#### WRITTEN EXERCISE:
Please report every line from the material that contains the word "Manager".

#### EXTRACTED ENTRIES:

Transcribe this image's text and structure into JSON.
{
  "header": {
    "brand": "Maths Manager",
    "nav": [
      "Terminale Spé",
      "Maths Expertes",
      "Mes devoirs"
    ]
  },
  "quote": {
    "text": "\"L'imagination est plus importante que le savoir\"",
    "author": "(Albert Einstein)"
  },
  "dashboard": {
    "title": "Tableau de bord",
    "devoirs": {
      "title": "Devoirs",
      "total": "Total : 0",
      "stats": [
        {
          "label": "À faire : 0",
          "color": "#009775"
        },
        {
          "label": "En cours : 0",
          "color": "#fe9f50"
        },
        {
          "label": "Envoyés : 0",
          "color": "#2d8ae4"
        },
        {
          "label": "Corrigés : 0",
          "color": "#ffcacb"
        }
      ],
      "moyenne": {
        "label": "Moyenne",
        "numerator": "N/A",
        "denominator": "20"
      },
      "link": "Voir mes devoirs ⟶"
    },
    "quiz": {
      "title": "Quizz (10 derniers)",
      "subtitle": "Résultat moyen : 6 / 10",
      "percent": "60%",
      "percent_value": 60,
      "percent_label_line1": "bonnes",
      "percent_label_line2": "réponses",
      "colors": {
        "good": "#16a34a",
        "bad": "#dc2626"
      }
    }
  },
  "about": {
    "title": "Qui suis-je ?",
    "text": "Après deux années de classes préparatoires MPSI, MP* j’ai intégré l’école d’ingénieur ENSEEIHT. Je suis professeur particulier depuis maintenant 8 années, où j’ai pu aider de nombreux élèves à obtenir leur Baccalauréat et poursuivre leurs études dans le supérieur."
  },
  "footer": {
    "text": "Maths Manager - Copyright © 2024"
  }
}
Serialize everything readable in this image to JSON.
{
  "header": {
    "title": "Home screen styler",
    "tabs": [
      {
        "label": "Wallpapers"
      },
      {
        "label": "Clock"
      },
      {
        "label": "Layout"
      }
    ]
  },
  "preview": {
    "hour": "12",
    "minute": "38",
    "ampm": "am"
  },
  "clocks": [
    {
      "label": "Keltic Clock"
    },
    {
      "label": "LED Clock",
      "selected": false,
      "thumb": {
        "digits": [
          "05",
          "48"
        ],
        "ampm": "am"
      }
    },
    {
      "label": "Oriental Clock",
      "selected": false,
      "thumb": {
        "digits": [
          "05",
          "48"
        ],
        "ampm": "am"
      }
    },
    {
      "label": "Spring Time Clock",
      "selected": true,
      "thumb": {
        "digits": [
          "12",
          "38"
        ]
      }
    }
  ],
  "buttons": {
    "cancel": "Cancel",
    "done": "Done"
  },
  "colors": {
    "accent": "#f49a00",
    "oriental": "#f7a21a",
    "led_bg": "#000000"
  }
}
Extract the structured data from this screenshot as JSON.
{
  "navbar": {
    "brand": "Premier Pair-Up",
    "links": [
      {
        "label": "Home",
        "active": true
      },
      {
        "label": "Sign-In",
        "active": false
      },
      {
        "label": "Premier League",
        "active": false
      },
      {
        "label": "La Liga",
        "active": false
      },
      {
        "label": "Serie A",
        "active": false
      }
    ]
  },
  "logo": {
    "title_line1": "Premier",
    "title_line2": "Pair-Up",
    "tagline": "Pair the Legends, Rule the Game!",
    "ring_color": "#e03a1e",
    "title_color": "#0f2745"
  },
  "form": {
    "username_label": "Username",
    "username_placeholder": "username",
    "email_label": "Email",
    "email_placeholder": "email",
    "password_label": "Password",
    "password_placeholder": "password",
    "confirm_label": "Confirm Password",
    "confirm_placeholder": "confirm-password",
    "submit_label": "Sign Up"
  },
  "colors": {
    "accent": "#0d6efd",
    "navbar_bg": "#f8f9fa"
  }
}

#### FULL ANSWER:
    "brand": "Maths Manager",
    "text": "Maths Manager - Copyright © 2024"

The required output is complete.